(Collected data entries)
========

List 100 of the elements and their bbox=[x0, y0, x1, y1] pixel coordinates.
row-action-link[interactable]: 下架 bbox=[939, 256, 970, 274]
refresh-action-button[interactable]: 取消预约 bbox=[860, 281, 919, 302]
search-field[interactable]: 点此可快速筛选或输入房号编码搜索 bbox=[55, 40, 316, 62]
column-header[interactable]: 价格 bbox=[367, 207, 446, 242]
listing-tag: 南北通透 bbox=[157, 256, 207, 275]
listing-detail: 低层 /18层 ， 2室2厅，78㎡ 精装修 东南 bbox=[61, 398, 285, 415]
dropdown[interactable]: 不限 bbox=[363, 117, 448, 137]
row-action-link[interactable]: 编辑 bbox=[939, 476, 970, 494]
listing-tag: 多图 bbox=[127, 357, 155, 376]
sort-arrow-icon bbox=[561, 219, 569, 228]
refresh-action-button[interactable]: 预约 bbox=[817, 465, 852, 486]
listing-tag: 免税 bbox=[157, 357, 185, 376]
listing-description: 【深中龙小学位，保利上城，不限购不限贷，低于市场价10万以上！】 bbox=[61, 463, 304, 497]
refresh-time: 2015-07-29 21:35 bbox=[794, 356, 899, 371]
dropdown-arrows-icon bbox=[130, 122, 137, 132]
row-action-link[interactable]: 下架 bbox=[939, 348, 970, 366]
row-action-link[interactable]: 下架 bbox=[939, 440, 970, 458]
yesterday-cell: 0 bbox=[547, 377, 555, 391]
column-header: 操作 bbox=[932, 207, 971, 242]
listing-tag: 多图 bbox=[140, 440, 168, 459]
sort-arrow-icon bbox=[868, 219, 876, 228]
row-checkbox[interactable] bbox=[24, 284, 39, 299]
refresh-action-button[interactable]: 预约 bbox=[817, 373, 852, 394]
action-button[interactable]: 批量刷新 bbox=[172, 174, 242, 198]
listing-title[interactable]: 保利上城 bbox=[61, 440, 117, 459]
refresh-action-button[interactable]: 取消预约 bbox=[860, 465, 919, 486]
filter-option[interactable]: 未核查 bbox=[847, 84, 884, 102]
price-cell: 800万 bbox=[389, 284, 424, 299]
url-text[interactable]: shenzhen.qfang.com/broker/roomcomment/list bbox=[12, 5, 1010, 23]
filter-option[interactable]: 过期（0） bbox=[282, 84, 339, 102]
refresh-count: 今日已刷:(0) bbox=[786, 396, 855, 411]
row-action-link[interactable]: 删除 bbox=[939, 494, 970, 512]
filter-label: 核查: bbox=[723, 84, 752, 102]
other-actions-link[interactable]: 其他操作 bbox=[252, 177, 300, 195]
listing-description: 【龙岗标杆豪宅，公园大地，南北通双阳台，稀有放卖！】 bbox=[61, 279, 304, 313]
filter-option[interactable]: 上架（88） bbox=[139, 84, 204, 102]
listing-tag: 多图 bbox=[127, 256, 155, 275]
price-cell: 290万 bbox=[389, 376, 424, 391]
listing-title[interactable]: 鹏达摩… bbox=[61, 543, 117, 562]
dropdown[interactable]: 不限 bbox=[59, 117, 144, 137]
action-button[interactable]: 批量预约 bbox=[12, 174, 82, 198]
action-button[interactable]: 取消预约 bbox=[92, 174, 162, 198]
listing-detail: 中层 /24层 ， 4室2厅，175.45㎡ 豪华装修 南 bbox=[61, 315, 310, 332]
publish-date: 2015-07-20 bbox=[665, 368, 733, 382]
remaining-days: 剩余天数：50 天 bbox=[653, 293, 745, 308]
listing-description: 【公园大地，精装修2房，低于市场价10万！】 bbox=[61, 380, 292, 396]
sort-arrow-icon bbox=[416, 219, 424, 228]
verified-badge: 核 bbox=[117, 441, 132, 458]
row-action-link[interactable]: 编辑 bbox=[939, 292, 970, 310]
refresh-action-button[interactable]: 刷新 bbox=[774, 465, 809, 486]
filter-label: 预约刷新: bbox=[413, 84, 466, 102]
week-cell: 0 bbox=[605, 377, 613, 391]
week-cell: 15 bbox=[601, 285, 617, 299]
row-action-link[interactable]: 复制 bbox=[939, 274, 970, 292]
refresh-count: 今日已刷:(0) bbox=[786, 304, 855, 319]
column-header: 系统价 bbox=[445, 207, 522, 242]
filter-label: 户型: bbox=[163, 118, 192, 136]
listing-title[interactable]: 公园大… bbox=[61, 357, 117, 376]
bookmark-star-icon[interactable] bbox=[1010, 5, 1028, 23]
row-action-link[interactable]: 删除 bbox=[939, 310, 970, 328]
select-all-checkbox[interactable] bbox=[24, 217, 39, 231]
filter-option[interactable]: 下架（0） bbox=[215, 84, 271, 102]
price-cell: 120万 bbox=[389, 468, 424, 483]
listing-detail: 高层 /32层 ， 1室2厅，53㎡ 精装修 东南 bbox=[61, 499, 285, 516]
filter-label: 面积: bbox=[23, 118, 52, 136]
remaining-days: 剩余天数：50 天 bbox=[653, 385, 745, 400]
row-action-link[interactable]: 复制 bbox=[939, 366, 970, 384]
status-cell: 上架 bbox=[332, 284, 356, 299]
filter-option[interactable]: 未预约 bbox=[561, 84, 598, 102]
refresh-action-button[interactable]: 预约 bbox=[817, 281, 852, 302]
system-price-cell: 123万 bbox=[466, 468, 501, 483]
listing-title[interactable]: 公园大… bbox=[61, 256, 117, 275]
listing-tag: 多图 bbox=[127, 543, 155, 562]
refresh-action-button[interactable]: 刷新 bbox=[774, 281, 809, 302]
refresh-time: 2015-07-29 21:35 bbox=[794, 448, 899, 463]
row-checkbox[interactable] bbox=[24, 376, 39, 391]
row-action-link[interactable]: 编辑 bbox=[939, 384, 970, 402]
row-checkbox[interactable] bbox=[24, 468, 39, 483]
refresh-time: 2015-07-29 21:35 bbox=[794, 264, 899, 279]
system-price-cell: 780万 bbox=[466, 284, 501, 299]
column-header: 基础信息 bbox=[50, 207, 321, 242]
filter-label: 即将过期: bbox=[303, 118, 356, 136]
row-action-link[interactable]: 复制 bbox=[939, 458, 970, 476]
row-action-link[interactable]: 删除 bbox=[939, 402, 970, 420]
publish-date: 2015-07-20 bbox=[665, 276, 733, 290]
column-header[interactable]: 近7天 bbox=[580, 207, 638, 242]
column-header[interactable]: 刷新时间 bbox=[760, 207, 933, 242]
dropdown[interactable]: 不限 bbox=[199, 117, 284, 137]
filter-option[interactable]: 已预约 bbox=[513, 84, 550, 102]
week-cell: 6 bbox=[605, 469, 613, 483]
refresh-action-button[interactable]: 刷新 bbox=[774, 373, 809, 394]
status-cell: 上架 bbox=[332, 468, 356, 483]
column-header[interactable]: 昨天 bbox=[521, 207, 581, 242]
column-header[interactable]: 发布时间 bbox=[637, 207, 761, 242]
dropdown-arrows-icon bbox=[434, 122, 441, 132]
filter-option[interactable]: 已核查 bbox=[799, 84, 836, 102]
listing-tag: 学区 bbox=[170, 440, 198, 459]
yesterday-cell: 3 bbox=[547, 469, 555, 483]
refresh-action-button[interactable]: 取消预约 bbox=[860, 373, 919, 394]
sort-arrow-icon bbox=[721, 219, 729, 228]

========

The request:
Quote every row above word for word, reproducing each line with no changes.

Response:
List 100 of the elements and their bbox=[x0, y0, x1, y1] pixel coordinates.
row-action-link[interactable]: 下架 bbox=[939, 256, 970, 274]
refresh-action-button[interactable]: 取消预约 bbox=[860, 281, 919, 302]
search-field[interactable]: 点此可快速筛选或输入房号编码搜索 bbox=[55, 40, 316, 62]
column-header[interactable]: 价格 bbox=[367, 207, 446, 242]
listing-tag: 南北通透 bbox=[157, 256, 207, 275]
listing-detail: 低层 /18层 ， 2室2厅，78㎡ 精装修 东南 bbox=[61, 398, 285, 415]
dropdown[interactable]: 不限 bbox=[363, 117, 448, 137]
row-action-link[interactable]: 编辑 bbox=[939, 476, 970, 494]
listing-tag: 多图 bbox=[127, 357, 155, 376]
sort-arrow-icon bbox=[561, 219, 569, 228]
refresh-action-button[interactable]: 预约 bbox=[817, 465, 852, 486]
listing-tag: 免税 bbox=[157, 357, 185, 376]
listing-description: 【深中龙小学位，保利上城，不限购不限贷，低于市场价10万以上！】 bbox=[61, 463, 304, 497]
refresh-time: 2015-07-29 21:35 bbox=[794, 356, 899, 371]
dropdown-arrows-icon bbox=[130, 122, 137, 132]
row-action-link[interactable]: 下架 bbox=[939, 348, 970, 366]
row-action-link[interactable]: 下架 bbox=[939, 440, 970, 458]
yesterday-cell: 0 bbox=[547, 377, 555, 391]
column-header: 操作 bbox=[932, 207, 971, 242]
listing-tag: 多图 bbox=[140, 440, 168, 459]
sort-arrow-icon bbox=[868, 219, 876, 228]
row-checkbox[interactable] bbox=[24, 284, 39, 299]
refresh-action-button[interactable]: 预约 bbox=[817, 373, 852, 394]
action-button[interactable]: 批量刷新 bbox=[172, 174, 242, 198]
listing-title[interactable]: 保利上城 bbox=[61, 440, 117, 459]
refresh-action-button[interactable]: 取消预约 bbox=[860, 465, 919, 486]
filter-option[interactable]: 未核查 bbox=[847, 84, 884, 102]
price-cell: 800万 bbox=[389, 284, 424, 299]
url-text[interactable]: shenzhen.qfang.com/broker/roomcomment/list bbox=[12, 5, 1010, 23]
filter-option[interactable]: 过期（0） bbox=[282, 84, 339, 102]
refresh-count: 今日已刷:(0) bbox=[786, 396, 855, 411]
row-action-link[interactable]: 删除 bbox=[939, 494, 970, 512]
filter-label: 核查: bbox=[723, 84, 752, 102]
other-actions-link[interactable]: 其他操作 bbox=[252, 177, 300, 195]
listing-description: 【龙岗标杆豪宅，公园大地，南北通双阳台，稀有放卖！】 bbox=[61, 279, 304, 313]
filter-option[interactable]: 上架（88） bbox=[139, 84, 204, 102]
listing-tag: 多图 bbox=[127, 256, 155, 275]
price-cell: 290万 bbox=[389, 376, 424, 391]
listing-title[interactable]: 鹏达摩… bbox=[61, 543, 117, 562]
dropdown[interactable]: 不限 bbox=[59, 117, 144, 137]
action-button[interactable]: 批量预约 bbox=[12, 174, 82, 198]
action-button[interactable]: 取消预约 bbox=[92, 174, 162, 198]
listing-detail: 中层 /24层 ， 4室2厅，175.45㎡ 豪华装修 南 bbox=[61, 315, 310, 332]
publish-date: 2015-07-20 bbox=[665, 368, 733, 382]
remaining-days: 剩余天数：50 天 bbox=[653, 293, 745, 308]
listing-description: 【公园大地，精装修2房，低于市场价10万！】 bbox=[61, 380, 292, 396]
sort-arrow-icon bbox=[416, 219, 424, 228]
verified-badge: 核 bbox=[117, 441, 132, 458]
row-action-link[interactable]: 编辑 bbox=[939, 292, 970, 310]
refresh-action-button[interactable]: 刷新 bbox=[774, 465, 809, 486]
filter-label: 预约刷新: bbox=[413, 84, 466, 102]
week-cell: 0 bbox=[605, 377, 613, 391]
week-cell: 15 bbox=[601, 285, 617, 299]
row-action-link[interactable]: 复制 bbox=[939, 274, 970, 292]
refresh-count: 今日已刷:(0) bbox=[786, 304, 855, 319]
column-header: 系统价 bbox=[445, 207, 522, 242]
filter-label: 户型: bbox=[163, 118, 192, 136]
listing-title[interactable]: 公园大… bbox=[61, 357, 117, 376]
bookmark-star-icon[interactable] bbox=[1010, 5, 1028, 23]
row-action-link[interactable]: 删除 bbox=[939, 310, 970, 328]
select-all-checkbox[interactable] bbox=[24, 217, 39, 231]
filter-option[interactable]: 下架（0） bbox=[215, 84, 271, 102]
price-cell: 120万 bbox=[389, 468, 424, 483]
listing-detail: 高层 /32层 ， 1室2厅，53㎡ 精装修 东南 bbox=[61, 499, 285, 516]
filter-label: 面积: bbox=[23, 118, 52, 136]
remaining-days: 剩余天数：50 天 bbox=[653, 385, 745, 400]
row-action-link[interactable]: 复制 bbox=[939, 366, 970, 384]
status-cell: 上架 bbox=[332, 284, 356, 299]
filter-option[interactable]: 未预约 bbox=[561, 84, 598, 102]
refresh-action-button[interactable]: 预约 bbox=[817, 281, 852, 302]
system-price-cell: 123万 bbox=[466, 468, 501, 483]
listing-title[interactable]: 公园大… bbox=[61, 256, 117, 275]
listing-tag: 多图 bbox=[127, 543, 155, 562]
refresh-action-button[interactable]: 刷新 bbox=[774, 281, 809, 302]
refresh-time: 2015-07-29 21:35 bbox=[794, 448, 899, 463]
row-checkbox[interactable] bbox=[24, 376, 39, 391]
row-action-link[interactable]: 编辑 bbox=[939, 384, 970, 402]
row-checkbox[interactable] bbox=[24, 468, 39, 483]
refresh-time: 2015-07-29 21:35 bbox=[794, 264, 899, 279]
system-price-cell: 780万 bbox=[466, 284, 501, 299]
column-header: 基础信息 bbox=[50, 207, 321, 242]
filter-label: 即将过期: bbox=[303, 118, 356, 136]
row-action-link[interactable]: 复制 bbox=[939, 458, 970, 476]
row-action-link[interactable]: 删除 bbox=[939, 402, 970, 420]
publish-date: 2015-07-20 bbox=[665, 276, 733, 290]
column-header[interactable]: 近7天 bbox=[580, 207, 638, 242]
column-header[interactable]: 刷新时间 bbox=[760, 207, 933, 242]
dropdown[interactable]: 不限 bbox=[199, 117, 284, 137]
filter-option[interactable]: 已预约 bbox=[513, 84, 550, 102]
week-cell: 6 bbox=[605, 469, 613, 483]
refresh-action-button[interactable]: 刷新 bbox=[774, 373, 809, 394]
status-cell: 上架 bbox=[332, 468, 356, 483]
column-header[interactable]: 昨天 bbox=[521, 207, 581, 242]
column-header[interactable]: 发布时间 bbox=[637, 207, 761, 242]
dropdown-arrows-icon bbox=[434, 122, 441, 132]
filter-option[interactable]: 已核查 bbox=[799, 84, 836, 102]
listing-tag: 学区 bbox=[170, 440, 198, 459]
yesterday-cell: 3 bbox=[547, 469, 555, 483]
refresh-action-button[interactable]: 取消预约 bbox=[860, 373, 919, 394]
sort-arrow-icon bbox=[721, 219, 729, 228]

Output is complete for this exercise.